Extracted data entries
━━━━━━━━
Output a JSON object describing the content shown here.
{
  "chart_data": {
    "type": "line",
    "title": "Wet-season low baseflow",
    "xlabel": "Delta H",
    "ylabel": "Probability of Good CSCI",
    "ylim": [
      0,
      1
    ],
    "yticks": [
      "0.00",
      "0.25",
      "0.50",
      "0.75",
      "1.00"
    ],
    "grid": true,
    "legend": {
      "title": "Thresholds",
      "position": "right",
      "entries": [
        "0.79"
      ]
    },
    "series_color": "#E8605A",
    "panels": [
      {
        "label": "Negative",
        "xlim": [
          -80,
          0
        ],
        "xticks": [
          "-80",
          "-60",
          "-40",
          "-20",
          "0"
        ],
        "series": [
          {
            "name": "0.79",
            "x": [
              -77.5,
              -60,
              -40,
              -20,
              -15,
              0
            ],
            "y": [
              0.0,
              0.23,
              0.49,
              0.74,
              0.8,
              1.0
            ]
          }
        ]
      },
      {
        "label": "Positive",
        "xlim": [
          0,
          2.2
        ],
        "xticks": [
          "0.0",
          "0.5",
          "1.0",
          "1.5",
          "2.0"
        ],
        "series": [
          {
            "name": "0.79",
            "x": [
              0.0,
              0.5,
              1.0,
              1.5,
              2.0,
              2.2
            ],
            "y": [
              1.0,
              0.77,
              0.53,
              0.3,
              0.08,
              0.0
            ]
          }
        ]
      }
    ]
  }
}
━━━━━━━━
Objective: Set down the entries above again, word for word.

Exercise solution:
Output a JSON object describing the content shown here.
{
  "chart_data": {
    "type": "line",
    "title": "Wet-season low baseflow",
    "xlabel": "Delta H",
    "ylabel": "Probability of Good CSCI",
    "ylim": [
      0,
      1
    ],
    "yticks": [
      "0.00",
      "0.25",
      "0.50",
      "0.75",
      "1.00"
    ],
    "grid": true,
    "legend": {
      "title": "Thresholds",
      "position": "right",
      "entries": [
        "0.79"
      ]
    },
    "series_color": "#E8605A",
    "panels": [
      {
        "label": "Negative",
        "xlim": [
          -80,
          0
        ],
        "xticks": [
          "-80",
          "-60",
          "-40",
          "-20",
          "0"
        ],
        "series": [
          {
            "name": "0.79",
            "x": [
              -77.5,
              -60,
              -40,
              -20,
              -15,
              0
            ],
            "y": [
              0.0,
              0.23,
              0.49,
              0.74,
              0.8,
              1.0
            ]
          }
        ]
      },
      {
        "label": "Positive",
        "xlim": [
          0,
          2.2
        ],
        "xticks": [
          "0.0",
          "0.5",
          "1.0",
          "1.5",
          "2.0"
        ],
        "series": [
          {
            "name": "0.79",
            "x": [
              0.0,
              0.5,
              1.0,
              1.5,
              2.0,
              2.2
            ],
            "y": [
              1.0,
              0.77,
              0.53,
              0.3,
              0.08,
              0.0
            ]
          }
        ]
      }
    ]
  }
}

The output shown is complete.